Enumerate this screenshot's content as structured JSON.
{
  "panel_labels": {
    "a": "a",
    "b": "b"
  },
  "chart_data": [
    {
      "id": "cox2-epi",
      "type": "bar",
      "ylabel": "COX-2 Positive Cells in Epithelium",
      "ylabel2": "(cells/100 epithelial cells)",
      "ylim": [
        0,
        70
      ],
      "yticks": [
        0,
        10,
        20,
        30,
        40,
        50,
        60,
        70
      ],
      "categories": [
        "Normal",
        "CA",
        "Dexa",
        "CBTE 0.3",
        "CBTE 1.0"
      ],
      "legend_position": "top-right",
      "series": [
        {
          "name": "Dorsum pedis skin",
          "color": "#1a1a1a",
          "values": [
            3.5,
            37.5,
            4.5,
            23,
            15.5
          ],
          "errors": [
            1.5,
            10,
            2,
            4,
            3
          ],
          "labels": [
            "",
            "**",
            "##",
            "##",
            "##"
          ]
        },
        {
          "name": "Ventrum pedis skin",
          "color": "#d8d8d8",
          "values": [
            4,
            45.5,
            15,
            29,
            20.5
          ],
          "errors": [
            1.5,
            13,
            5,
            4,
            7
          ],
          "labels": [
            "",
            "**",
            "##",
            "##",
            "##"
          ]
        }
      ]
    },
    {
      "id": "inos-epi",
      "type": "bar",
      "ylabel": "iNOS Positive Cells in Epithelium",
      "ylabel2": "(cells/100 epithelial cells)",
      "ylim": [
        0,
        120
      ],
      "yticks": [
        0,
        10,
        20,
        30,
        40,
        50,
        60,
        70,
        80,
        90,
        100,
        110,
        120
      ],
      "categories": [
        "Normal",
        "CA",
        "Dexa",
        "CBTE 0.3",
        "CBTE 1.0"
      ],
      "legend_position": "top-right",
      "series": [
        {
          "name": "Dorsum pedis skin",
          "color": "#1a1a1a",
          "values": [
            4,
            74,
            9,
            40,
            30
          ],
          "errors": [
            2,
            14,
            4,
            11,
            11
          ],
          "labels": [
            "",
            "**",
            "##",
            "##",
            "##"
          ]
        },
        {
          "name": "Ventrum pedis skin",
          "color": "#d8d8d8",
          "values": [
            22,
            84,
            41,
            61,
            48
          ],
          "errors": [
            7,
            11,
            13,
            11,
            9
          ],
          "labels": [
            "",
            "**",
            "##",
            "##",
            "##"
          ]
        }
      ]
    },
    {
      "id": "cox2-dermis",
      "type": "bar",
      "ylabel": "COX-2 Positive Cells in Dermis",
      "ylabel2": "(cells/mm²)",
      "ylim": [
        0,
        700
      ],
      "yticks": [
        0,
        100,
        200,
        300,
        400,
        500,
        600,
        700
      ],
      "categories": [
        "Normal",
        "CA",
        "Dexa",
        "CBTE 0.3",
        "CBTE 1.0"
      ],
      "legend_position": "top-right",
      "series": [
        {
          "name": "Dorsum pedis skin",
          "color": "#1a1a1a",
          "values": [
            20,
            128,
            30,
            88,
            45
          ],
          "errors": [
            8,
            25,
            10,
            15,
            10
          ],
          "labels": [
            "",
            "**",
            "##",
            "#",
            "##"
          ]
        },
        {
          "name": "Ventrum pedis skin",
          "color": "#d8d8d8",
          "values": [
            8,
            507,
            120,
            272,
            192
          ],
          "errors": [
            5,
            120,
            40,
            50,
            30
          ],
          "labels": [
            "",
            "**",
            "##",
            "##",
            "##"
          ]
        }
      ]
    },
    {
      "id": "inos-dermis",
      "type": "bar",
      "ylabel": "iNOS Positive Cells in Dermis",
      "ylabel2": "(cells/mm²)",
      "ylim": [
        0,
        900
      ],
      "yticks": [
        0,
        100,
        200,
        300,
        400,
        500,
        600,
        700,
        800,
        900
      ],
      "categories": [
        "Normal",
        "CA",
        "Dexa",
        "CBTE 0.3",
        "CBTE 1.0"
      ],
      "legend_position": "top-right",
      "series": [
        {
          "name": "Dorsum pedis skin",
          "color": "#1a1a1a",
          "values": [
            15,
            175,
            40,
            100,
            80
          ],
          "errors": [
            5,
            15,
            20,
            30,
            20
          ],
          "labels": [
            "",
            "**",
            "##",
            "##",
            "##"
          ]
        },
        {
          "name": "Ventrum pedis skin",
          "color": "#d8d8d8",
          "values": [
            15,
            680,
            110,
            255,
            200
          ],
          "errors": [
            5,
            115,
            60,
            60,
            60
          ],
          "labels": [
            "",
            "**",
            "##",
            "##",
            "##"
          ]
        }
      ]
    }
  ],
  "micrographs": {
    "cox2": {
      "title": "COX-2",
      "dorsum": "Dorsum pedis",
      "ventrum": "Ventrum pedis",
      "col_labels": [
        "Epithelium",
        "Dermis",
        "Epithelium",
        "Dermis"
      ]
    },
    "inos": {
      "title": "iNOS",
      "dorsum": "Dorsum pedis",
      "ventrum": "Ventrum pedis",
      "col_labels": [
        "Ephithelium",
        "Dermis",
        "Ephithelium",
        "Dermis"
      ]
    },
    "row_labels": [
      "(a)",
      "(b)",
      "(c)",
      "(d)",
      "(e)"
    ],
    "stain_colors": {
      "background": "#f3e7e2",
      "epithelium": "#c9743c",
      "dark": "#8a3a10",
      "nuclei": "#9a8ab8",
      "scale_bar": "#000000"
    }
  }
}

——————————

### Task description
All of the data above should be duplicated exactly.

### Finished task
Enumerate this screenshot's content as structured JSON.
{
  "panel_labels": {
    "a": "a",
    "b": "b"
  },
  "chart_data": [
    {
      "id": "cox2-epi",
      "type": "bar",
      "ylabel": "COX-2 Positive Cells in Epithelium",
      "ylabel2": "(cells/100 epithelial cells)",
      "ylim": [
        0,
        70
      ],
      "yticks": [
        0,
        10,
        20,
        30,
        40,
        50,
        60,
        70
      ],
      "categories": [
        "Normal",
        "CA",
        "Dexa",
        "CBTE 0.3",
        "CBTE 1.0"
      ],
      "legend_position": "top-right",
      "series": [
        {
          "name": "Dorsum pedis skin",
          "color": "#1a1a1a",
          "values": [
            3.5,
            37.5,
            4.5,
            23,
            15.5
          ],
          "errors": [
            1.5,
            10,
            2,
            4,
            3
          ],
          "labels": [
            "",
            "**",
            "##",
            "##",
            "##"
          ]
        },
        {
          "name": "Ventrum pedis skin",
          "color": "#d8d8d8",
          "values": [
            4,
            45.5,
            15,
            29,
            20.5
          ],
          "errors": [
            1.5,
            13,
            5,
            4,
            7
          ],
          "labels": [
            "",
            "**",
            "##",
            "##",
            "##"
          ]
        }
      ]
    },
    {
      "id": "inos-epi",
      "type": "bar",
      "ylabel": "iNOS Positive Cells in Epithelium",
      "ylabel2": "(cells/100 epithelial cells)",
      "ylim": [
        0,
        120
      ],
      "yticks": [
        0,
        10,
        20,
        30,
        40,
        50,
        60,
        70,
        80,
        90,
        100,
        110,
        120
      ],
      "categories": [
        "Normal",
        "CA",
        "Dexa",
        "CBTE 0.3",
        "CBTE 1.0"
      ],
      "legend_position": "top-right",
      "series": [
        {
          "name": "Dorsum pedis skin",
          "color": "#1a1a1a",
          "values": [
            4,
            74,
            9,
            40,
            30
          ],
          "errors": [
            2,
            14,
            4,
            11,
            11
          ],
          "labels": [
            "",
            "**",
            "##",
            "##",
            "##"
          ]
        },
        {
          "name": "Ventrum pedis skin",
          "color": "#d8d8d8",
          "values": [
            22,
            84,
            41,
            61,
            48
          ],
          "errors": [
            7,
            11,
            13,
            11,
            9
          ],
          "labels": [
            "",
            "**",
            "##",
            "##",
            "##"
          ]
        }
      ]
    },
    {
      "id": "cox2-dermis",
      "type": "bar",
      "ylabel": "COX-2 Positive Cells in Dermis",
      "ylabel2": "(cells/mm²)",
      "ylim": [
        0,
        700
      ],
      "yticks": [
        0,
        100,
        200,
        300,
        400,
        500,
        600,
        700
      ],
      "categories": [
        "Normal",
        "CA",
        "Dexa",
        "CBTE 0.3",
        "CBTE 1.0"
      ],
      "legend_position": "top-right",
      "series": [
        {
          "name": "Dorsum pedis skin",
          "color": "#1a1a1a",
          "values": [
            20,
            128,
            30,
            88,
            45
          ],
          "errors": [
            8,
            25,
            10,
            15,
            10
          ],
          "labels": [
            "",
            "**",
            "##",
            "#",
            "##"
          ]
        },
        {
          "name": "Ventrum pedis skin",
          "color": "#d8d8d8",
          "values": [
            8,
            507,
            120,
            272,
            192
          ],
          "errors": [
            5,
            120,
            40,
            50,
            30
          ],
          "labels": [
            "",
            "**",
            "##",
            "##",
            "##"
          ]
        }
      ]
    },
    {
      "id": "inos-dermis",
      "type": "bar",
      "ylabel": "iNOS Positive Cells in Dermis",
      "ylabel2": "(cells/mm²)",
      "ylim": [
        0,
        900
      ],
      "yticks": [
        0,
        100,
        200,
        300,
        400,
        500,
        600,
        700,
        800,
        900
      ],
      "categories": [
        "Normal",
        "CA",
        "Dexa",
        "CBTE 0.3",
        "CBTE 1.0"
      ],
      "legend_position": "top-right",
      "series": [
        {
          "name": "Dorsum pedis skin",
          "color": "#1a1a1a",
          "values": [
            15,
            175,
            40,
            100,
            80
          ],
          "errors": [
            5,
            15,
            20,
            30,
            20
          ],
          "labels": [
            "",
            "**",
            "##",
            "##",
            "##"
          ]
        },
        {
          "name": "Ventrum pedis skin",
          "color": "#d8d8d8",
          "values": [
            15,
            680,
            110,
            255,
            200
          ],
          "errors": [
            5,
            115,
            60,
            60,
            60
          ],
          "labels": [
            "",
            "**",
            "##",
            "##",
            "##"
          ]
        }
      ]
    }
  ],
  "micrographs": {
    "cox2": {
      "title": "COX-2",
      "dorsum": "Dorsum pedis",
      "ventrum": "Ventrum pedis",
      "col_labels": [
        "Epithelium",
        "Dermis",
        "Epithelium",
        "Dermis"
      ]
    },
    "inos": {
      "title": "iNOS",
      "dorsum": "Dorsum pedis",
      "ventrum": "Ventrum pedis",
      "col_labels": [
        "Ephithelium",
        "Dermis",
        "Ephithelium",
        "Dermis"
      ]
    },
    "row_labels": [
      "(a)",
      "(b)",
      "(c)",
      "(d)",
      "(e)"
    ],
    "stain_colors": {
      "background": "#f3e7e2",
      "epithelium": "#c9743c",
      "dark": "#8a3a10",
      "nuclei": "#9a8ab8",
      "scale_bar": "#000000"
    }
  }
}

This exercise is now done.